*SUPPLIED RECORDS*.

- - - - -

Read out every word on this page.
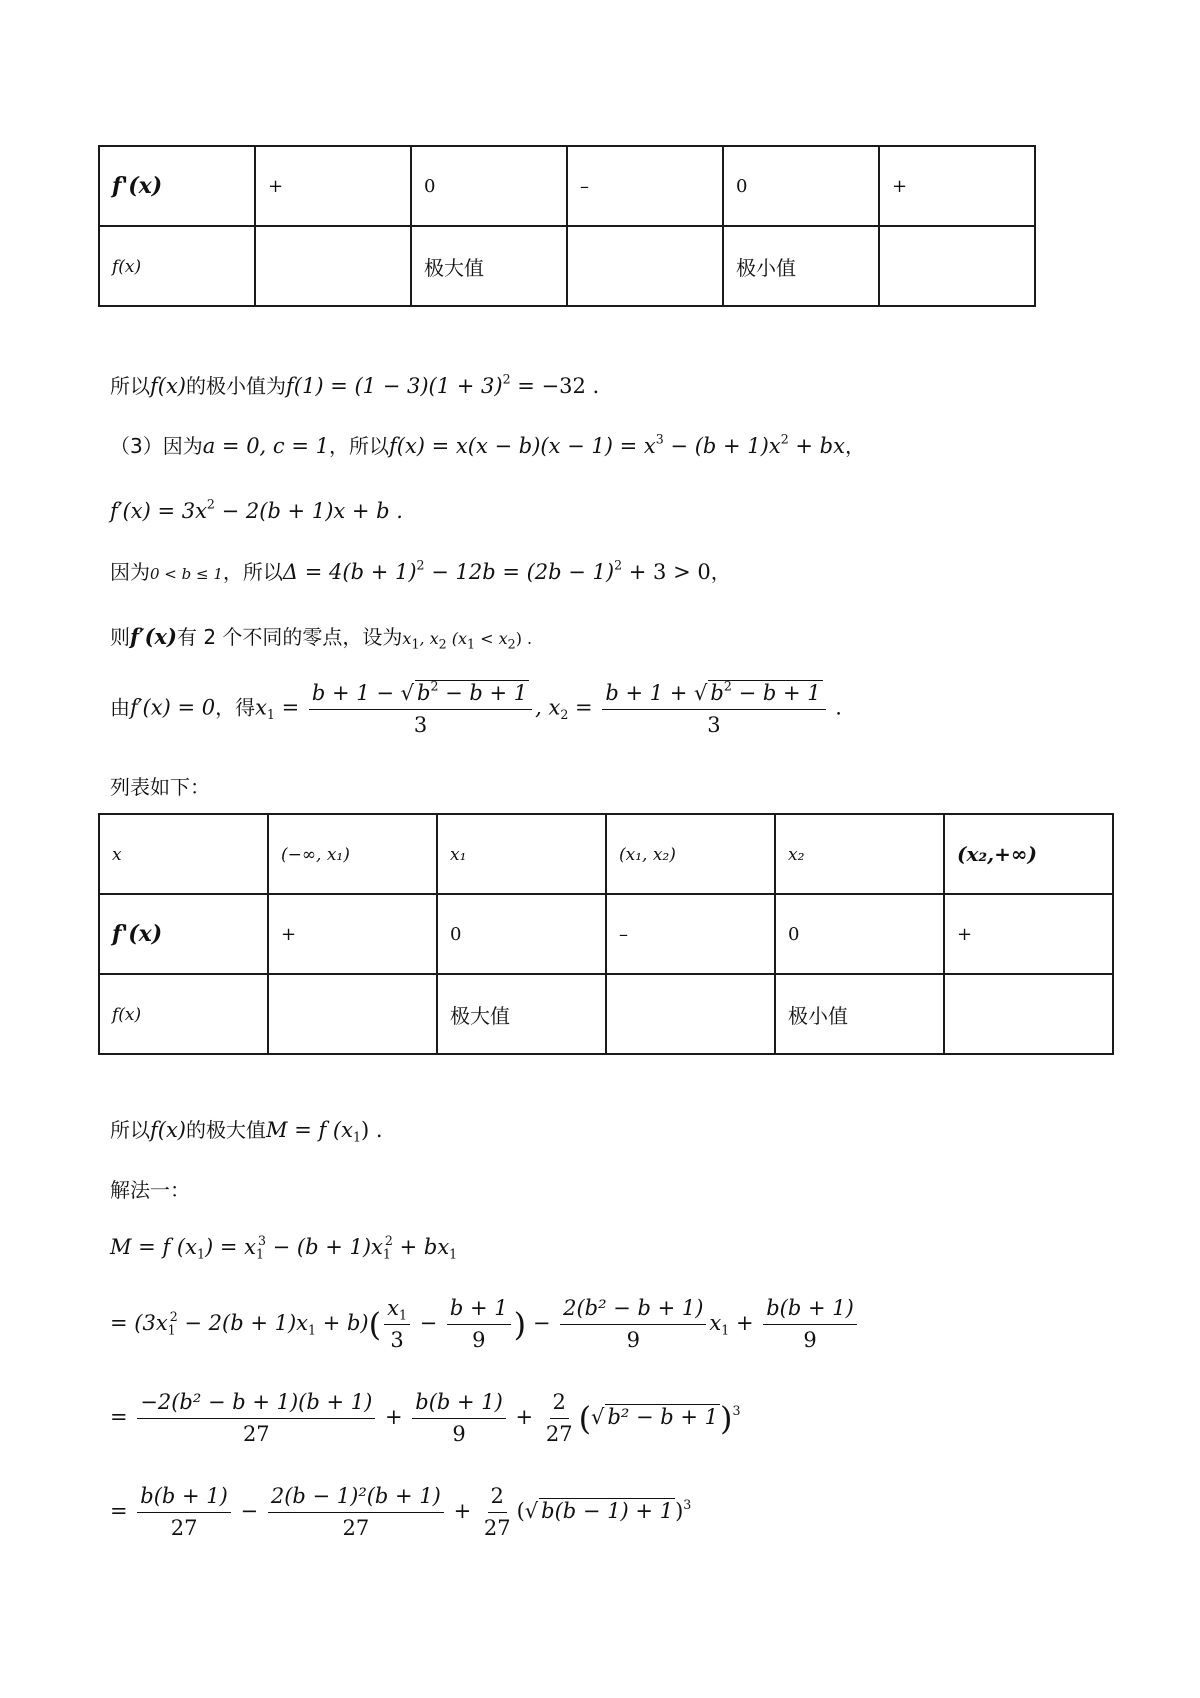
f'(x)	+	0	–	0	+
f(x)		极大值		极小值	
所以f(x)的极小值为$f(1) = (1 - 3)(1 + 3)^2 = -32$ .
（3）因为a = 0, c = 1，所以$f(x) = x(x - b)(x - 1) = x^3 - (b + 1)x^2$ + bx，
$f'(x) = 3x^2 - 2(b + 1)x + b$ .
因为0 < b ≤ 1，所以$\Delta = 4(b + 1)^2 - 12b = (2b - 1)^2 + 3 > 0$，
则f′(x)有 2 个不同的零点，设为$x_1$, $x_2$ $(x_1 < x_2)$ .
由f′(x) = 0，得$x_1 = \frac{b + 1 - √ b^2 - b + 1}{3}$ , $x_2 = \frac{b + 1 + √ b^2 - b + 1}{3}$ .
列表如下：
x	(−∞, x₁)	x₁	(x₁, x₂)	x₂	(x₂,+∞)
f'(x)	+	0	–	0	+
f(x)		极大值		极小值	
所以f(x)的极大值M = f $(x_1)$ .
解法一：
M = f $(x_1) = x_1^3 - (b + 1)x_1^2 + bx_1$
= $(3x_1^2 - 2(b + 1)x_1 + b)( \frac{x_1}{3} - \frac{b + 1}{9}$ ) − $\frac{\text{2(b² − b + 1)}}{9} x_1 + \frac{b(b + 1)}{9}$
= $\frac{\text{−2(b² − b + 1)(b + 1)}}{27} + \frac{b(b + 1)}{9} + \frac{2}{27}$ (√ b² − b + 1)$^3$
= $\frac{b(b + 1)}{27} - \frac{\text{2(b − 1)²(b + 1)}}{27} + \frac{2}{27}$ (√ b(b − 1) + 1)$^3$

- - - - -

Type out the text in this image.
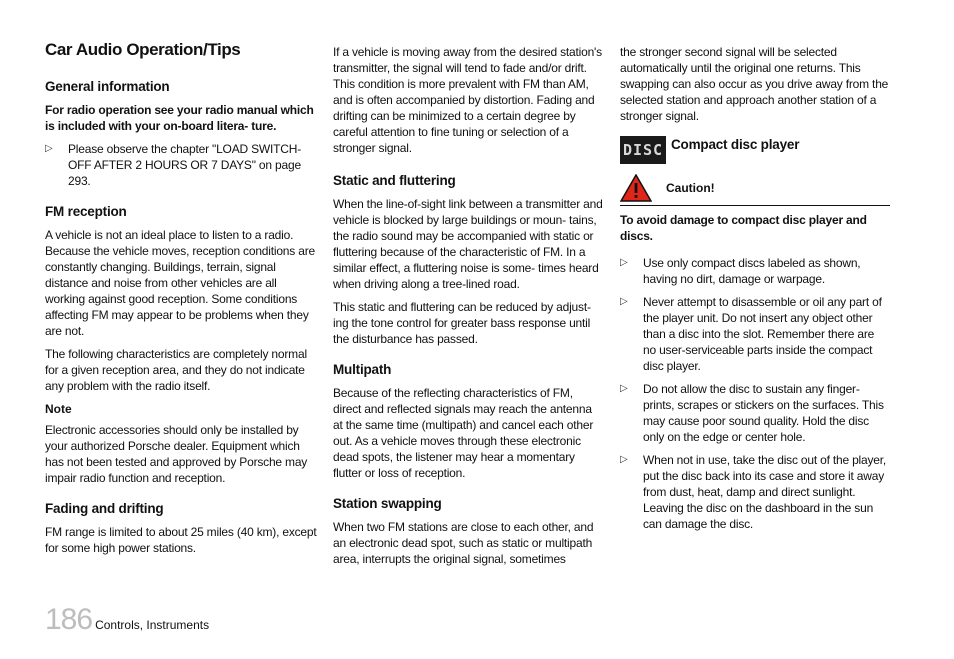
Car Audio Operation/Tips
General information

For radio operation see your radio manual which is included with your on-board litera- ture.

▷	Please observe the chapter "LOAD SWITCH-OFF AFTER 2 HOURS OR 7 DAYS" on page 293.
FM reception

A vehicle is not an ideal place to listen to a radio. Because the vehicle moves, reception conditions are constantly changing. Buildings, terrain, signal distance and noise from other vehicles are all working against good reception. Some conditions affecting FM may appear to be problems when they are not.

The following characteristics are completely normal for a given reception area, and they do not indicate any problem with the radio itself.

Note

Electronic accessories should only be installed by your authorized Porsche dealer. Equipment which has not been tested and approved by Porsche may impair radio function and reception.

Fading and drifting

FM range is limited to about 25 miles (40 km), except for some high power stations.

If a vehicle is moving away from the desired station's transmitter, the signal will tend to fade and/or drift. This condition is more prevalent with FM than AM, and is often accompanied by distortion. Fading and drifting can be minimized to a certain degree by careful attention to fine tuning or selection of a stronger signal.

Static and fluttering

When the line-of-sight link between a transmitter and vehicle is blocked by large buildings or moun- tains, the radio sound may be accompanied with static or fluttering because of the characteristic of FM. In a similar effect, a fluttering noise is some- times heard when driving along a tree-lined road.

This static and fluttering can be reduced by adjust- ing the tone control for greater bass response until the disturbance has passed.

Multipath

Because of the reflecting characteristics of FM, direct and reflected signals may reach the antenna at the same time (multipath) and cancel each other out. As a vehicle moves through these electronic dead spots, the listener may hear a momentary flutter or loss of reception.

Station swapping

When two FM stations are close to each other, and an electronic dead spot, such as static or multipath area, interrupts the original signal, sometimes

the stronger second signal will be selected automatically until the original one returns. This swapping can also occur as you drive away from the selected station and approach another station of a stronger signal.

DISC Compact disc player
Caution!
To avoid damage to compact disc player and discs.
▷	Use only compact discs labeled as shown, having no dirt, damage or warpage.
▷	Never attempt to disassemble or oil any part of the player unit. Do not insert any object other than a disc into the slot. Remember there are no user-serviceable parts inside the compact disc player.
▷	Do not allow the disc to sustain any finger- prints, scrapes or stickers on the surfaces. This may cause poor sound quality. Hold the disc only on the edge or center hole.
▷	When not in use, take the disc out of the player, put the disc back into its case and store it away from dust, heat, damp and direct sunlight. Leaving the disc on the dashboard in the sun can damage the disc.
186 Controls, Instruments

- - - - -

Search the material above for "which". Pull out each line where it shows up.

For radio operation see your radio manual which is included with your on-board litera- ture.
Electronic accessories should only be installed by your authorized Porsche dealer. Equipment which has not been tested and approved by Porsche may impair radio function and reception.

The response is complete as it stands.